Print the listing below in its entirety, character for character.
****************************************
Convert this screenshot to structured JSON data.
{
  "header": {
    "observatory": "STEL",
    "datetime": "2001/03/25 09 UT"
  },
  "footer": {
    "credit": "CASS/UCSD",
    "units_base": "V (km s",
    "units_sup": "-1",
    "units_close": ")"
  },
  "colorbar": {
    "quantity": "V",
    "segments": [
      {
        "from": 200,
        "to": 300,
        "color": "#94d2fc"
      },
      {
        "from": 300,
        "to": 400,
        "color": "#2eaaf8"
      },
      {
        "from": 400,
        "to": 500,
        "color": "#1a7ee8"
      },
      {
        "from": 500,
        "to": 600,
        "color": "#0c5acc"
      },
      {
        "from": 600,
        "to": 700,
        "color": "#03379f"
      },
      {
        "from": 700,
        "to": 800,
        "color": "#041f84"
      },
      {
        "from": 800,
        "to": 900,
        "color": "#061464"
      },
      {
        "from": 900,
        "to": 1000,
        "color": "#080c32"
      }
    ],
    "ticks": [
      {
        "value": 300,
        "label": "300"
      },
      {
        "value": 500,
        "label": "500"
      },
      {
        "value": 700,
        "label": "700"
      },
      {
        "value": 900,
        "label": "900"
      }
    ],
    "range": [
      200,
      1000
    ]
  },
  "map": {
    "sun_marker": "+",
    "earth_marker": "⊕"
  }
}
****************************************
■ **Complete response**
Convert this screenshot to structured JSON data.
{
  "header": {
    "observatory": "STEL",
    "datetime": "2001/03/25 09 UT"
  },
  "footer": {
    "credit": "CASS/UCSD",
    "units_base": "V (km s",
    "units_sup": "-1",
    "units_close": ")"
  },
  "colorbar": {
    "quantity": "V",
    "segments": [
      {
        "from": 200,
        "to": 300,
        "color": "#94d2fc"
      },
      {
        "from": 300,
        "to": 400,
        "color": "#2eaaf8"
      },
      {
        "from": 400,
        "to": 500,
        "color": "#1a7ee8"
      },
      {
        "from": 500,
        "to": 600,
        "color": "#0c5acc"
      },
      {
        "from": 600,
        "to": 700,
        "color": "#03379f"
      },
      {
        "from": 700,
        "to": 800,
        "color": "#041f84"
      },
      {
        "from": 800,
        "to": 900,
        "color": "#061464"
      },
      {
        "from": 900,
        "to": 1000,
        "color": "#080c32"
      }
    ],
    "ticks": [
      {
        "value": 300,
        "label": "300"
      },
      {
        "value": 500,
        "label": "500"
      },
      {
        "value": 700,
        "label": "700"
      },
      {
        "value": 900,
        "label": "900"
      }
    ],
    "range": [
      200,
      1000
    ]
  },
  "map": {
    "sun_marker": "+",
    "earth_marker": "⊕"
  }
}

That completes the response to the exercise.